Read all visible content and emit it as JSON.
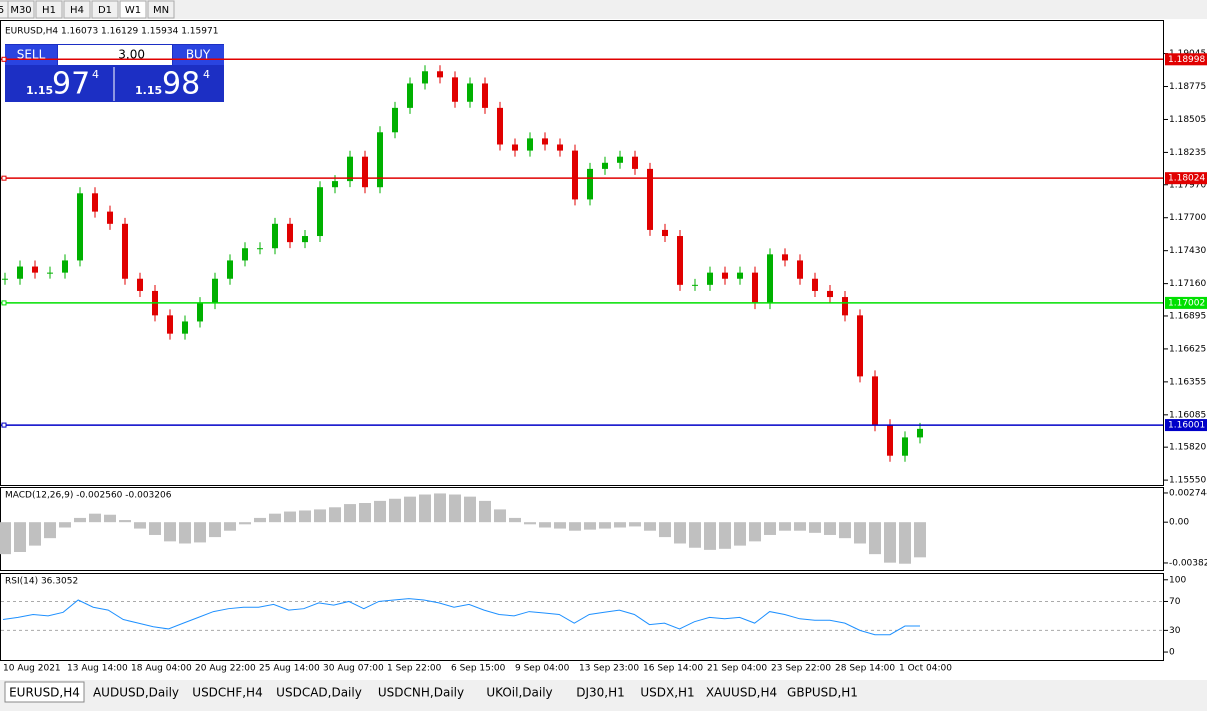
{
  "toolbar": {
    "timeframes": [
      "5",
      "M30",
      "H1",
      "H4",
      "D1",
      "W1",
      "MN"
    ],
    "active": "W1"
  },
  "main_chart": {
    "header": "EURUSD,H4  1.16073 1.16129 1.15934 1.15971",
    "ylim": [
      1.1551,
      1.1932
    ],
    "yticks": [
      1.19045,
      1.18775,
      1.18505,
      1.18235,
      {
        "value": 1.1797,
        "label": "1.17970"
      },
      {
        "value": 1.177,
        "label": "1.17700"
      },
      {
        "value": 1.1743,
        "label": "1.17430"
      },
      {
        "value": 1.1716,
        "label": "1.17160"
      },
      1.16895,
      1.16625,
      1.16355,
      1.16085,
      {
        "value": 1.1582,
        "label": "1.15820"
      },
      {
        "value": 1.1555,
        "label": "1.15550"
      }
    ],
    "levels": [
      {
        "value": 1.18998,
        "color": "#e00000"
      },
      {
        "value": 1.18024,
        "color": "#e00000"
      },
      {
        "value": 1.17002,
        "color": "#00e000"
      },
      {
        "value": 1.16001,
        "color": "#0000c8"
      }
    ],
    "closes": [
      1.172,
      1.173,
      1.1725,
      1.1725,
      1.1735,
      1.179,
      1.1775,
      1.1765,
      1.172,
      1.171,
      1.169,
      1.1675,
      1.1685,
      1.17,
      1.172,
      1.1735,
      1.1745,
      1.1745,
      1.1765,
      1.175,
      1.1755,
      1.1795,
      1.18,
      1.182,
      1.1795,
      1.184,
      1.186,
      1.188,
      1.189,
      1.1885,
      1.1865,
      1.188,
      1.186,
      1.183,
      1.1825,
      1.1835,
      1.183,
      1.1825,
      1.1785,
      1.181,
      1.1815,
      1.182,
      1.181,
      1.176,
      1.1755,
      1.1715,
      1.1715,
      1.1725,
      1.172,
      1.1725,
      1.17,
      1.174,
      1.1735,
      1.172,
      1.171,
      1.1705,
      1.169,
      1.164,
      1.16,
      1.1575,
      1.159,
      1.1597
    ]
  },
  "trade_panel": {
    "sell": "SELL",
    "lots": "3.00",
    "buy": "BUY",
    "bid_big": "1.15",
    "bid_mid": "97",
    "bid_small": "4",
    "ask_big": "1.15",
    "ask_mid": "98",
    "ask_small": "4"
  },
  "macd": {
    "header": "MACD(12,26,9) -0.002560 -0.003206",
    "ylim": [
      -0.00449,
      0.00321
    ],
    "yticks": [
      0.002744,
      {
        "value": 0,
        "label": "0.00"
      },
      -0.003829
    ],
    "hist": [
      -0.003,
      -0.0028,
      -0.0022,
      -0.0015,
      -0.0005,
      0.0004,
      0.0008,
      0.0007,
      0.0002,
      -0.0006,
      -0.0012,
      -0.0018,
      -0.002,
      -0.0019,
      -0.0014,
      -0.0008,
      -0.0002,
      0.0004,
      0.0008,
      0.001,
      0.0011,
      0.0012,
      0.0014,
      0.0017,
      0.0018,
      0.002,
      0.0022,
      0.0024,
      0.0026,
      0.0027,
      0.0026,
      0.0024,
      0.002,
      0.0012,
      0.0004,
      -0.0002,
      -0.0005,
      -0.0006,
      -0.0008,
      -0.0007,
      -0.0006,
      -0.0005,
      -0.0004,
      -0.0008,
      -0.0014,
      -0.002,
      -0.0024,
      -0.0026,
      -0.0025,
      -0.0022,
      -0.0018,
      -0.0012,
      -0.0008,
      -0.0008,
      -0.001,
      -0.0012,
      -0.0015,
      -0.002,
      -0.003,
      -0.0038,
      -0.0039,
      -0.0033
    ]
  },
  "rsi": {
    "header": "RSI(14) 36.3052",
    "ylim": [
      -11,
      108
    ],
    "yticks": [
      100,
      70,
      30,
      0
    ],
    "levels": [
      70,
      30
    ],
    "values": [
      45,
      48,
      52,
      50,
      55,
      72,
      62,
      58,
      45,
      40,
      35,
      32,
      40,
      48,
      56,
      60,
      62,
      62,
      66,
      58,
      60,
      68,
      65,
      70,
      60,
      70,
      72,
      74,
      72,
      68,
      62,
      66,
      58,
      52,
      50,
      56,
      54,
      52,
      40,
      52,
      55,
      58,
      52,
      38,
      40,
      32,
      42,
      48,
      46,
      48,
      40,
      56,
      52,
      46,
      44,
      44,
      40,
      30,
      24,
      24,
      36,
      36
    ]
  },
  "time_labels": [
    "10 Aug 2021",
    "13 Aug 14:00",
    "18 Aug 04:00",
    "20 Aug 22:00",
    "25 Aug 14:00",
    "30 Aug 07:00",
    "1 Sep 22:00",
    "6 Sep 15:00",
    "9 Sep 04:00",
    "13 Sep 23:00",
    "16 Sep 14:00",
    "21 Sep 04:00",
    "23 Sep 22:00",
    "28 Sep 14:00",
    "1 Oct 04:00"
  ],
  "tabs": [
    "EURUSD,H4",
    "AUDUSD,Daily",
    "USDCHF,H4",
    "USDCAD,Daily",
    "USDCNH,Daily",
    "UKOil,Daily",
    "DJ30,H1",
    "USDX,H1",
    "XAUUSD,H4",
    "GBPUSD,H1"
  ]
}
------------------------------
Each record above must be returned exactly as written, with its pictures omitted.

_Answer for the task_:
Read all visible content and emit it as JSON.
{
  "toolbar": {
    "timeframes": [
      "5",
      "M30",
      "H1",
      "H4",
      "D1",
      "W1",
      "MN"
    ],
    "active": "W1"
  },
  "main_chart": {
    "header": "EURUSD,H4  1.16073 1.16129 1.15934 1.15971",
    "ylim": [
      1.1551,
      1.1932
    ],
    "yticks": [
      1.19045,
      1.18775,
      1.18505,
      1.18235,
      {
        "value": 1.1797,
        "label": "1.17970"
      },
      {
        "value": 1.177,
        "label": "1.17700"
      },
      {
        "value": 1.1743,
        "label": "1.17430"
      },
      {
        "value": 1.1716,
        "label": "1.17160"
      },
      1.16895,
      1.16625,
      1.16355,
      1.16085,
      {
        "value": 1.1582,
        "label": "1.15820"
      },
      {
        "value": 1.1555,
        "label": "1.15550"
      }
    ],
    "levels": [
      {
        "value": 1.18998,
        "color": "#e00000"
      },
      {
        "value": 1.18024,
        "color": "#e00000"
      },
      {
        "value": 1.17002,
        "color": "#00e000"
      },
      {
        "value": 1.16001,
        "color": "#0000c8"
      }
    ],
    "closes": [
      1.172,
      1.173,
      1.1725,
      1.1725,
      1.1735,
      1.179,
      1.1775,
      1.1765,
      1.172,
      1.171,
      1.169,
      1.1675,
      1.1685,
      1.17,
      1.172,
      1.1735,
      1.1745,
      1.1745,
      1.1765,
      1.175,
      1.1755,
      1.1795,
      1.18,
      1.182,
      1.1795,
      1.184,
      1.186,
      1.188,
      1.189,
      1.1885,
      1.1865,
      1.188,
      1.186,
      1.183,
      1.1825,
      1.1835,
      1.183,
      1.1825,
      1.1785,
      1.181,
      1.1815,
      1.182,
      1.181,
      1.176,
      1.1755,
      1.1715,
      1.1715,
      1.1725,
      1.172,
      1.1725,
      1.17,
      1.174,
      1.1735,
      1.172,
      1.171,
      1.1705,
      1.169,
      1.164,
      1.16,
      1.1575,
      1.159,
      1.1597
    ]
  },
  "trade_panel": {
    "sell": "SELL",
    "lots": "3.00",
    "buy": "BUY",
    "bid_big": "1.15",
    "bid_mid": "97",
    "bid_small": "4",
    "ask_big": "1.15",
    "ask_mid": "98",
    "ask_small": "4"
  },
  "macd": {
    "header": "MACD(12,26,9) -0.002560 -0.003206",
    "ylim": [
      -0.00449,
      0.00321
    ],
    "yticks": [
      0.002744,
      {
        "value": 0,
        "label": "0.00"
      },
      -0.003829
    ],
    "hist": [
      -0.003,
      -0.0028,
      -0.0022,
      -0.0015,
      -0.0005,
      0.0004,
      0.0008,
      0.0007,
      0.0002,
      -0.0006,
      -0.0012,
      -0.0018,
      -0.002,
      -0.0019,
      -0.0014,
      -0.0008,
      -0.0002,
      0.0004,
      0.0008,
      0.001,
      0.0011,
      0.0012,
      0.0014,
      0.0017,
      0.0018,
      0.002,
      0.0022,
      0.0024,
      0.0026,
      0.0027,
      0.0026,
      0.0024,
      0.002,
      0.0012,
      0.0004,
      -0.0002,
      -0.0005,
      -0.0006,
      -0.0008,
      -0.0007,
      -0.0006,
      -0.0005,
      -0.0004,
      -0.0008,
      -0.0014,
      -0.002,
      -0.0024,
      -0.0026,
      -0.0025,
      -0.0022,
      -0.0018,
      -0.0012,
      -0.0008,
      -0.0008,
      -0.001,
      -0.0012,
      -0.0015,
      -0.002,
      -0.003,
      -0.0038,
      -0.0039,
      -0.0033
    ]
  },
  "rsi": {
    "header": "RSI(14) 36.3052",
    "ylim": [
      -11,
      108
    ],
    "yticks": [
      100,
      70,
      30,
      0
    ],
    "levels": [
      70,
      30
    ],
    "values": [
      45,
      48,
      52,
      50,
      55,
      72,
      62,
      58,
      45,
      40,
      35,
      32,
      40,
      48,
      56,
      60,
      62,
      62,
      66,
      58,
      60,
      68,
      65,
      70,
      60,
      70,
      72,
      74,
      72,
      68,
      62,
      66,
      58,
      52,
      50,
      56,
      54,
      52,
      40,
      52,
      55,
      58,
      52,
      38,
      40,
      32,
      42,
      48,
      46,
      48,
      40,
      56,
      52,
      46,
      44,
      44,
      40,
      30,
      24,
      24,
      36,
      36
    ]
  },
  "time_labels": [
    "10 Aug 2021",
    "13 Aug 14:00",
    "18 Aug 04:00",
    "20 Aug 22:00",
    "25 Aug 14:00",
    "30 Aug 07:00",
    "1 Sep 22:00",
    "6 Sep 15:00",
    "9 Sep 04:00",
    "13 Sep 23:00",
    "16 Sep 14:00",
    "21 Sep 04:00",
    "23 Sep 22:00",
    "28 Sep 14:00",
    "1 Oct 04:00"
  ],
  "tabs": [
    "EURUSD,H4",
    "AUDUSD,Daily",
    "USDCHF,H4",
    "USDCAD,Daily",
    "USDCNH,Daily",
    "UKOil,Daily",
    "DJ30,H1",
    "USDX,H1",
    "XAUUSD,H4",
    "GBPUSD,H1"
  ]
}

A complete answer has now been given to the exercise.